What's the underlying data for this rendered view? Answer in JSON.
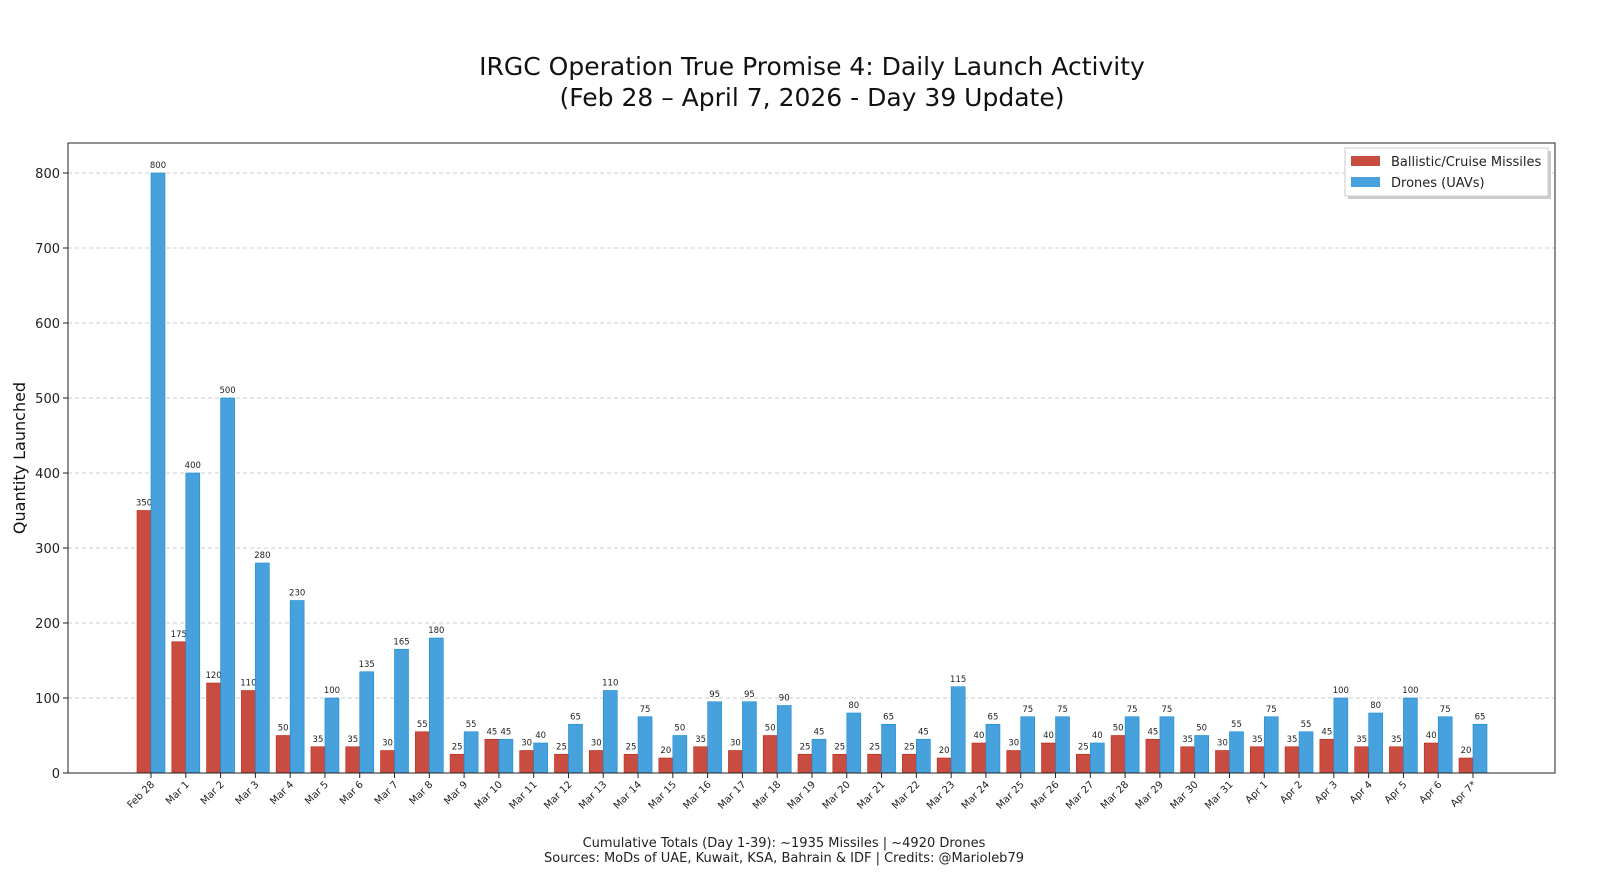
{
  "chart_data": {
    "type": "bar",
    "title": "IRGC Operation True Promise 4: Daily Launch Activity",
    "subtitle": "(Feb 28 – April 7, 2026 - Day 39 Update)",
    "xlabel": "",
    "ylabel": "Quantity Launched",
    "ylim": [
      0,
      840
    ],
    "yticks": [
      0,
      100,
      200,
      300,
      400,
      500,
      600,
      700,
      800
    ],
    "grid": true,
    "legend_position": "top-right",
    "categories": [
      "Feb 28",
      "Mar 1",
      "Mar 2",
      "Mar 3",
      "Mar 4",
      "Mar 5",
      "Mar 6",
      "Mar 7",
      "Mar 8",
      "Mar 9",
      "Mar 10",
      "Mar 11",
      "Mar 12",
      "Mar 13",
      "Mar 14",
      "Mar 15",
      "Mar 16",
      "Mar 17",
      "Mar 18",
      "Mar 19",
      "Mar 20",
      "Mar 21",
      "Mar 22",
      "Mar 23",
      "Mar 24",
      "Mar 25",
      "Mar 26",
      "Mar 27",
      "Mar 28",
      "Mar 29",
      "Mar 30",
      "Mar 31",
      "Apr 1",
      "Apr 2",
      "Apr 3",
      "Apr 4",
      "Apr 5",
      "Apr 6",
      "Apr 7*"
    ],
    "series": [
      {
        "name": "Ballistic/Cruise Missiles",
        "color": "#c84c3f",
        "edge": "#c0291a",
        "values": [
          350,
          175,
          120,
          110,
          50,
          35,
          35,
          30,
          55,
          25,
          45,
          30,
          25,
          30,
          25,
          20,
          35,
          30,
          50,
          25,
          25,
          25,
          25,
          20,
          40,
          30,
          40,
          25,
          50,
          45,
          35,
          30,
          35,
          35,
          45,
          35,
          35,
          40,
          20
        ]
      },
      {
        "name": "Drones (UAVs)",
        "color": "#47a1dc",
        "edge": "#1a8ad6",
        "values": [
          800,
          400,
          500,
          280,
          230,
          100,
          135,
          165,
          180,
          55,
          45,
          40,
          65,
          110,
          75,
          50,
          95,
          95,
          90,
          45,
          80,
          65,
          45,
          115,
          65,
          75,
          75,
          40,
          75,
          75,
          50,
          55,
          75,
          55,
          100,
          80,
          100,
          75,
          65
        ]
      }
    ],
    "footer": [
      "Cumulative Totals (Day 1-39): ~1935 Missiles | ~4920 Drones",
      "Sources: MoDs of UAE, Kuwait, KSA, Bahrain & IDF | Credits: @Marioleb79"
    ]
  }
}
● ● ● ● ●
◆ Given instruction ◆
Strip out the images, then output the records above word for word.

◆ Solution to the exercise ◆
What's the underlying data for this rendered view? Answer in JSON.
{
  "chart_data": {
    "type": "bar",
    "title": "IRGC Operation True Promise 4: Daily Launch Activity",
    "subtitle": "(Feb 28 – April 7, 2026 - Day 39 Update)",
    "xlabel": "",
    "ylabel": "Quantity Launched",
    "ylim": [
      0,
      840
    ],
    "yticks": [
      0,
      100,
      200,
      300,
      400,
      500,
      600,
      700,
      800
    ],
    "grid": true,
    "legend_position": "top-right",
    "categories": [
      "Feb 28",
      "Mar 1",
      "Mar 2",
      "Mar 3",
      "Mar 4",
      "Mar 5",
      "Mar 6",
      "Mar 7",
      "Mar 8",
      "Mar 9",
      "Mar 10",
      "Mar 11",
      "Mar 12",
      "Mar 13",
      "Mar 14",
      "Mar 15",
      "Mar 16",
      "Mar 17",
      "Mar 18",
      "Mar 19",
      "Mar 20",
      "Mar 21",
      "Mar 22",
      "Mar 23",
      "Mar 24",
      "Mar 25",
      "Mar 26",
      "Mar 27",
      "Mar 28",
      "Mar 29",
      "Mar 30",
      "Mar 31",
      "Apr 1",
      "Apr 2",
      "Apr 3",
      "Apr 4",
      "Apr 5",
      "Apr 6",
      "Apr 7*"
    ],
    "series": [
      {
        "name": "Ballistic/Cruise Missiles",
        "color": "#c84c3f",
        "edge": "#c0291a",
        "values": [
          350,
          175,
          120,
          110,
          50,
          35,
          35,
          30,
          55,
          25,
          45,
          30,
          25,
          30,
          25,
          20,
          35,
          30,
          50,
          25,
          25,
          25,
          25,
          20,
          40,
          30,
          40,
          25,
          50,
          45,
          35,
          30,
          35,
          35,
          45,
          35,
          35,
          40,
          20
        ]
      },
      {
        "name": "Drones (UAVs)",
        "color": "#47a1dc",
        "edge": "#1a8ad6",
        "values": [
          800,
          400,
          500,
          280,
          230,
          100,
          135,
          165,
          180,
          55,
          45,
          40,
          65,
          110,
          75,
          50,
          95,
          95,
          90,
          45,
          80,
          65,
          45,
          115,
          65,
          75,
          75,
          40,
          75,
          75,
          50,
          55,
          75,
          55,
          100,
          80,
          100,
          75,
          65
        ]
      }
    ],
    "footer": [
      "Cumulative Totals (Day 1-39): ~1935 Missiles | ~4920 Drones",
      "Sources: MoDs of UAE, Kuwait, KSA, Bahrain & IDF | Credits: @Marioleb79"
    ]
  }
}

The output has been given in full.